[REQUEST]
Seek out every line containing the word "техники", and copy each.

[ENTRIES PROVIDED]
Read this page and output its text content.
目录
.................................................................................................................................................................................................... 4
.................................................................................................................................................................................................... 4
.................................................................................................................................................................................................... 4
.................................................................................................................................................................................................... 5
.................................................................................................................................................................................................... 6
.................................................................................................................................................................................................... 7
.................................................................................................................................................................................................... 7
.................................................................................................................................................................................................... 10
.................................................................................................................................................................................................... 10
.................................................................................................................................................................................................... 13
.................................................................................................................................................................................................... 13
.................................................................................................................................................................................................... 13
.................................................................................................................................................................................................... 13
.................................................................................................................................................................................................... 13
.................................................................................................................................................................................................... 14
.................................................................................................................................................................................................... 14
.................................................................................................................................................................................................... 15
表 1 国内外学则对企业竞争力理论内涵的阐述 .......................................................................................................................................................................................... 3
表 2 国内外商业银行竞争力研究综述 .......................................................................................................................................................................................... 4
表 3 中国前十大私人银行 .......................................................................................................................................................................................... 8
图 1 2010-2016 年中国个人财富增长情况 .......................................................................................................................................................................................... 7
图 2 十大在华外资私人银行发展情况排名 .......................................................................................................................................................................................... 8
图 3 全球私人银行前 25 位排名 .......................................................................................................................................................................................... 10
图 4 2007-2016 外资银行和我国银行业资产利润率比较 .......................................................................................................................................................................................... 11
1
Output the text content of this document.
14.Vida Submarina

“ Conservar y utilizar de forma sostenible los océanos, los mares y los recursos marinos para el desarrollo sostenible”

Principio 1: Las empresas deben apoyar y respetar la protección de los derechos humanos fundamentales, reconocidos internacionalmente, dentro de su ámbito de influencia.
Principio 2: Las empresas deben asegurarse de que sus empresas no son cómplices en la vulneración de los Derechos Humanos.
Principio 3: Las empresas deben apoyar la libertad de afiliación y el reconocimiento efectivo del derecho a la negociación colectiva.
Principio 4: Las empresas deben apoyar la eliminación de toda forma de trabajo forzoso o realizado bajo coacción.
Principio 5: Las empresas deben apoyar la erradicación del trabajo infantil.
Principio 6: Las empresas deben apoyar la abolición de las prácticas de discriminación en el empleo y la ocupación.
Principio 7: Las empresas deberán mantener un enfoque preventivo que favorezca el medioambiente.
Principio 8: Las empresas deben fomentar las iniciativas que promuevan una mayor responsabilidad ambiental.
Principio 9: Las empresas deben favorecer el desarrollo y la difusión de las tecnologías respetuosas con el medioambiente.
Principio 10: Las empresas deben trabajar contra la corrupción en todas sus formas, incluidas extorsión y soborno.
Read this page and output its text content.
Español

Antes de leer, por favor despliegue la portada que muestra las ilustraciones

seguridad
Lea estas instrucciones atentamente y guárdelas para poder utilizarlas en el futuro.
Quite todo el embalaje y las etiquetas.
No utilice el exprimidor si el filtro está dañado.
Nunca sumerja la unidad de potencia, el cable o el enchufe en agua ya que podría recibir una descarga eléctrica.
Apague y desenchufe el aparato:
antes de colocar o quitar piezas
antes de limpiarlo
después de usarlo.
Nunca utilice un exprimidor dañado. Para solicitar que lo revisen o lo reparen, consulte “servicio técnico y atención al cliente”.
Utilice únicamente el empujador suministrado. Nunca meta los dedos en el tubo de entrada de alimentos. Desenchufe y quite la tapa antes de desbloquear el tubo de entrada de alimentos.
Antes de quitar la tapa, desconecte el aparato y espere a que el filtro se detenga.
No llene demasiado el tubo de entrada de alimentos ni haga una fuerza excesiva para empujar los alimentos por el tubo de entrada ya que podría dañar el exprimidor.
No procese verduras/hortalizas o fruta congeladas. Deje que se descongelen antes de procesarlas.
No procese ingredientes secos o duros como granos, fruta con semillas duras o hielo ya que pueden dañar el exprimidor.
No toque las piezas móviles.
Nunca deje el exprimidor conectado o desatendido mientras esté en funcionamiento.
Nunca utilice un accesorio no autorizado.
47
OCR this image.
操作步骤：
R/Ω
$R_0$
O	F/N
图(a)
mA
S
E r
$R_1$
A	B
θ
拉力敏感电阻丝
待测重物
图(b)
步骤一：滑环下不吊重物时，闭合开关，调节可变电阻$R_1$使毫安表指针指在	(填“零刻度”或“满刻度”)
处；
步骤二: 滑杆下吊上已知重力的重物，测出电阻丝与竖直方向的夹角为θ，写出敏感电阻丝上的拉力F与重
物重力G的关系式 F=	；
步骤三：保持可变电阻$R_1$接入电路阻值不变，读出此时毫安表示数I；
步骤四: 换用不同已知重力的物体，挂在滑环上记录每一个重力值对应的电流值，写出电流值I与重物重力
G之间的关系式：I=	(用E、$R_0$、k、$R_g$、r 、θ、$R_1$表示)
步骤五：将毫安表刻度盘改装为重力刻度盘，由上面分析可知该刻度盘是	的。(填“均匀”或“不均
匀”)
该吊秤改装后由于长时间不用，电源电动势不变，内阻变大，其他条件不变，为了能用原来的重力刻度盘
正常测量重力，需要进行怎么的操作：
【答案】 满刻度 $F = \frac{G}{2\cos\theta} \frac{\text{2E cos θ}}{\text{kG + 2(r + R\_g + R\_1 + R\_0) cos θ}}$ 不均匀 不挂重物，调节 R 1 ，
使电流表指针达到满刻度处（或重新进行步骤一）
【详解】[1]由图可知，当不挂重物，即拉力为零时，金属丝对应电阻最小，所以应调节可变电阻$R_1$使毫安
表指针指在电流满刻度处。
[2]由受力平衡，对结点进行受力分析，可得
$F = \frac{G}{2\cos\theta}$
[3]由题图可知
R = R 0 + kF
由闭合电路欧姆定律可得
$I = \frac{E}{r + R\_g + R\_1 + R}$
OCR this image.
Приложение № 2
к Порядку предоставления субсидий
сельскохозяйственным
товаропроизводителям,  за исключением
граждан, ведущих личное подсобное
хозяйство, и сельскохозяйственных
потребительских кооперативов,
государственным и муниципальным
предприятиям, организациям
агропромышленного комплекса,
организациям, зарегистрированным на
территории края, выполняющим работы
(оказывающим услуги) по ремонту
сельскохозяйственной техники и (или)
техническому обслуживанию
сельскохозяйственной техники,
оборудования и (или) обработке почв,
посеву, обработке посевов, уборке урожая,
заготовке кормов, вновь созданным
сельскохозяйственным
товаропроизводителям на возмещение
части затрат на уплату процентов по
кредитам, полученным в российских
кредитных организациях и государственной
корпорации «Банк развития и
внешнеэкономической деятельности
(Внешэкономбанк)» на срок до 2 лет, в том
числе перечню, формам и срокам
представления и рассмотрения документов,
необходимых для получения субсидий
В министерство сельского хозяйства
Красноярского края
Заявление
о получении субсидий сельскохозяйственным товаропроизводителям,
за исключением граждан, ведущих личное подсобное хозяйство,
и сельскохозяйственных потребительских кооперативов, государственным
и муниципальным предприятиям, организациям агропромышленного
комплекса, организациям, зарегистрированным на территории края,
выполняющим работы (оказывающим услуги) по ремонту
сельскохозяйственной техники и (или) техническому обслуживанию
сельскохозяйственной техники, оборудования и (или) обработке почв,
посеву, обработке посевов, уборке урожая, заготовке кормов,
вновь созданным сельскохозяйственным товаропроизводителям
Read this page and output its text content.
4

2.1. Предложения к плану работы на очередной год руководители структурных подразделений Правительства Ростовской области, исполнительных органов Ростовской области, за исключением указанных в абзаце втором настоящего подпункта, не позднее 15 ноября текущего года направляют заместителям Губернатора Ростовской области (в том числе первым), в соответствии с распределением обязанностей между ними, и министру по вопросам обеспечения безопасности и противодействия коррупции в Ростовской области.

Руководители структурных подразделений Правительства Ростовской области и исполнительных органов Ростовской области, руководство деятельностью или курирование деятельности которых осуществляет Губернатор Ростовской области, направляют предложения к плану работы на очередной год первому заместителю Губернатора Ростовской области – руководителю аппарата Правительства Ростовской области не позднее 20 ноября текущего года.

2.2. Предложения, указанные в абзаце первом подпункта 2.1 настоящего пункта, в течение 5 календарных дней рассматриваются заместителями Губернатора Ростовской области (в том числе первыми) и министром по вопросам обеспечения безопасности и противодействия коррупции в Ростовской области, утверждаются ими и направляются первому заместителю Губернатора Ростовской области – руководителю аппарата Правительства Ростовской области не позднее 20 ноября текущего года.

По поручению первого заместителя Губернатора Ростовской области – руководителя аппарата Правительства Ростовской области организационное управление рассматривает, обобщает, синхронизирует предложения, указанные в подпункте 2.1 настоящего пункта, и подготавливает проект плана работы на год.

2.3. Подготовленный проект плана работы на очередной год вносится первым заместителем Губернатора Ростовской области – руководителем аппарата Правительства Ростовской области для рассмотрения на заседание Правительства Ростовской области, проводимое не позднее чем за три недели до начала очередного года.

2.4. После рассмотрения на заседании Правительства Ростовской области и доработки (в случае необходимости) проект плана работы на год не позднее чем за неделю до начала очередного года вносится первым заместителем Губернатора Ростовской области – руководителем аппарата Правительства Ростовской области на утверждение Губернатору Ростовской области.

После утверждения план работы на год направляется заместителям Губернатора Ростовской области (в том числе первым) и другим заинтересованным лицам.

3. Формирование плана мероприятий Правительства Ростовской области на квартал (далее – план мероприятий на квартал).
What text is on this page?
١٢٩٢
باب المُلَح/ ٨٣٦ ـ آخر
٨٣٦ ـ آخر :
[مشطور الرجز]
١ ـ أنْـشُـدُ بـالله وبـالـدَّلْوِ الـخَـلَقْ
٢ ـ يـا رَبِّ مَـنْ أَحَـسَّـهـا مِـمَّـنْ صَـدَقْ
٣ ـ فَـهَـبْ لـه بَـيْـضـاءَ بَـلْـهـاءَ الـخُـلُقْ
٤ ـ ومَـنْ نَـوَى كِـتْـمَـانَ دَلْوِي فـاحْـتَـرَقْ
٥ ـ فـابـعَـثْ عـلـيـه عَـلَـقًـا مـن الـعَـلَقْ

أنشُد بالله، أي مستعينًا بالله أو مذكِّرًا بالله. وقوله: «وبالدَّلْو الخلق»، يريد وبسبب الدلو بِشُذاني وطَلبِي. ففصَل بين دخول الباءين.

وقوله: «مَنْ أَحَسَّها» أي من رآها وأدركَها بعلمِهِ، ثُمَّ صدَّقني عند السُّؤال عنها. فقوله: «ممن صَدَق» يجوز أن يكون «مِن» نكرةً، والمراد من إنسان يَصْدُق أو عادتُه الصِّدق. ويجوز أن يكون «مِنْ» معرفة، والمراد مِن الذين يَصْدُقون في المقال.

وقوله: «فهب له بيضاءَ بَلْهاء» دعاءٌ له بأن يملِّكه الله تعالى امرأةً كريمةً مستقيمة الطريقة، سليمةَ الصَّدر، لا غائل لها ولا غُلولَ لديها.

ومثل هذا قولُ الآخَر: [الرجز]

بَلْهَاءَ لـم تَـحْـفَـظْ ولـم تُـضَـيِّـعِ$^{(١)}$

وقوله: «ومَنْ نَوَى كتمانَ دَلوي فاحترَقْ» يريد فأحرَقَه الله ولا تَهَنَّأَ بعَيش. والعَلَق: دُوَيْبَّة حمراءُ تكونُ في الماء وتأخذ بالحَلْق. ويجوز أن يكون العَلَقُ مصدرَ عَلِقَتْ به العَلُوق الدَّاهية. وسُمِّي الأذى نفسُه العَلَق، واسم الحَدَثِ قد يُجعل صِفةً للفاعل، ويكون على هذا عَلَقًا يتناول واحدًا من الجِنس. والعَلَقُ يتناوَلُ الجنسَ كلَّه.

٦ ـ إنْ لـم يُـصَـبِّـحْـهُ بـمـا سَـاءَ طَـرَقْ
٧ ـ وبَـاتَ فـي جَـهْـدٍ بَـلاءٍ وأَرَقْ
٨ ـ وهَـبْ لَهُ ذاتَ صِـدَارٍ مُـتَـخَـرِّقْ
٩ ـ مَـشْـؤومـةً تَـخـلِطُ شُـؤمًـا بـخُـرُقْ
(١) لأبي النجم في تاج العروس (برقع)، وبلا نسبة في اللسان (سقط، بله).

[FINISHED EXERCISE]
сельскохозяйственной техники и (или)
сельскохозяйственной техники,
сельскохозяйственной техники и (или) техническому обслуживанию
сельскохозяйственной техники, оборудования и (или) обработке почв,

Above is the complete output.